## What the task requires
What is needed is a word-for-word copy of the records below.

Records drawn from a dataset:
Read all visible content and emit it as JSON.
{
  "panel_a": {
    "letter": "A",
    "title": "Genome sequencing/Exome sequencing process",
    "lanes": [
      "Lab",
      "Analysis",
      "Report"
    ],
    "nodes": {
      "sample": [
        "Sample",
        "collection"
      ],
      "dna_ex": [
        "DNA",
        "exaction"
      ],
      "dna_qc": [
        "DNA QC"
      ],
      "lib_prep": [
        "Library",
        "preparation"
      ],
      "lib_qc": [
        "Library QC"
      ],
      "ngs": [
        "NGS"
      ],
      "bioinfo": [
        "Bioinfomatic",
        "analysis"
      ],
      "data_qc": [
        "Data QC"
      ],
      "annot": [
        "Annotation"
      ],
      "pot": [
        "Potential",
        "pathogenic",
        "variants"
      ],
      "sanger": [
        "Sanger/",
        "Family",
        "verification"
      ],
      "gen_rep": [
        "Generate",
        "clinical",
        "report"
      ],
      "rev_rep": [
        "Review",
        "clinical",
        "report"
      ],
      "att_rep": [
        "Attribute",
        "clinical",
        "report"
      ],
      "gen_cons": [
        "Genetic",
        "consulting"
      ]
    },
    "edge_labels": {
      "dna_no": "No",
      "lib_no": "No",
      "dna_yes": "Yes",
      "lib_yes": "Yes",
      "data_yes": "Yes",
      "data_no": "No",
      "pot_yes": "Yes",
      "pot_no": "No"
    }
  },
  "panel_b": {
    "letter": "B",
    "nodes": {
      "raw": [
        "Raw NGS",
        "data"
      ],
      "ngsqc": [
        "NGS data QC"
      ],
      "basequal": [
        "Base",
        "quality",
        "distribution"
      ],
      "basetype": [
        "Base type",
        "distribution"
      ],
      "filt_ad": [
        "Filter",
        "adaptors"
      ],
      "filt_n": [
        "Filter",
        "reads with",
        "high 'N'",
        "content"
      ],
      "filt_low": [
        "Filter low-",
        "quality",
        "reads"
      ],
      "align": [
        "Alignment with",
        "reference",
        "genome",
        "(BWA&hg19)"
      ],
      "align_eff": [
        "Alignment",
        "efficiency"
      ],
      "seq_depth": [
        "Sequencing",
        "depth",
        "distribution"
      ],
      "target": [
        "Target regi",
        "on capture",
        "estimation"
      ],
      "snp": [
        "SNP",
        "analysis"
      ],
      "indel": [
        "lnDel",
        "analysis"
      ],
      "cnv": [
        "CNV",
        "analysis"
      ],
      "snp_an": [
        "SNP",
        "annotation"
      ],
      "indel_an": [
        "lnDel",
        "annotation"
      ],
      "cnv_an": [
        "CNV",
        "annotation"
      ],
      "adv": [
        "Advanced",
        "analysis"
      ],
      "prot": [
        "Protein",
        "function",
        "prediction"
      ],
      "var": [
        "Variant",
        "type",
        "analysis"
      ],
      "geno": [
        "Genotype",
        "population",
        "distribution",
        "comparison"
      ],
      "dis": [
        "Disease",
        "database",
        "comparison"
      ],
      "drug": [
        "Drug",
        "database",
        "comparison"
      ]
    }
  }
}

## Solution for this problem
Read all visible content and emit it as JSON.
{
  "panel_a": {
    "letter": "A",
    "title": "Genome sequencing/Exome sequencing process",
    "lanes": [
      "Lab",
      "Analysis",
      "Report"
    ],
    "nodes": {
      "sample": [
        "Sample",
        "collection"
      ],
      "dna_ex": [
        "DNA",
        "exaction"
      ],
      "dna_qc": [
        "DNA QC"
      ],
      "lib_prep": [
        "Library",
        "preparation"
      ],
      "lib_qc": [
        "Library QC"
      ],
      "ngs": [
        "NGS"
      ],
      "bioinfo": [
        "Bioinfomatic",
        "analysis"
      ],
      "data_qc": [
        "Data QC"
      ],
      "annot": [
        "Annotation"
      ],
      "pot": [
        "Potential",
        "pathogenic",
        "variants"
      ],
      "sanger": [
        "Sanger/",
        "Family",
        "verification"
      ],
      "gen_rep": [
        "Generate",
        "clinical",
        "report"
      ],
      "rev_rep": [
        "Review",
        "clinical",
        "report"
      ],
      "att_rep": [
        "Attribute",
        "clinical",
        "report"
      ],
      "gen_cons": [
        "Genetic",
        "consulting"
      ]
    },
    "edge_labels": {
      "dna_no": "No",
      "lib_no": "No",
      "dna_yes": "Yes",
      "lib_yes": "Yes",
      "data_yes": "Yes",
      "data_no": "No",
      "pot_yes": "Yes",
      "pot_no": "No"
    }
  },
  "panel_b": {
    "letter": "B",
    "nodes": {
      "raw": [
        "Raw NGS",
        "data"
      ],
      "ngsqc": [
        "NGS data QC"
      ],
      "basequal": [
        "Base",
        "quality",
        "distribution"
      ],
      "basetype": [
        "Base type",
        "distribution"
      ],
      "filt_ad": [
        "Filter",
        "adaptors"
      ],
      "filt_n": [
        "Filter",
        "reads with",
        "high 'N'",
        "content"
      ],
      "filt_low": [
        "Filter low-",
        "quality",
        "reads"
      ],
      "align": [
        "Alignment with",
        "reference",
        "genome",
        "(BWA&hg19)"
      ],
      "align_eff": [
        "Alignment",
        "efficiency"
      ],
      "seq_depth": [
        "Sequencing",
        "depth",
        "distribution"
      ],
      "target": [
        "Target regi",
        "on capture",
        "estimation"
      ],
      "snp": [
        "SNP",
        "analysis"
      ],
      "indel": [
        "lnDel",
        "analysis"
      ],
      "cnv": [
        "CNV",
        "analysis"
      ],
      "snp_an": [
        "SNP",
        "annotation"
      ],
      "indel_an": [
        "lnDel",
        "annotation"
      ],
      "cnv_an": [
        "CNV",
        "annotation"
      ],
      "adv": [
        "Advanced",
        "analysis"
      ],
      "prot": [
        "Protein",
        "function",
        "prediction"
      ],
      "var": [
        "Variant",
        "type",
        "analysis"
      ],
      "geno": [
        "Genotype",
        "population",
        "distribution",
        "comparison"
      ],
      "dis": [
        "Disease",
        "database",
        "comparison"
      ],
      "drug": [
        "Drug",
        "database",
        "comparison"
      ]
    }
  }
}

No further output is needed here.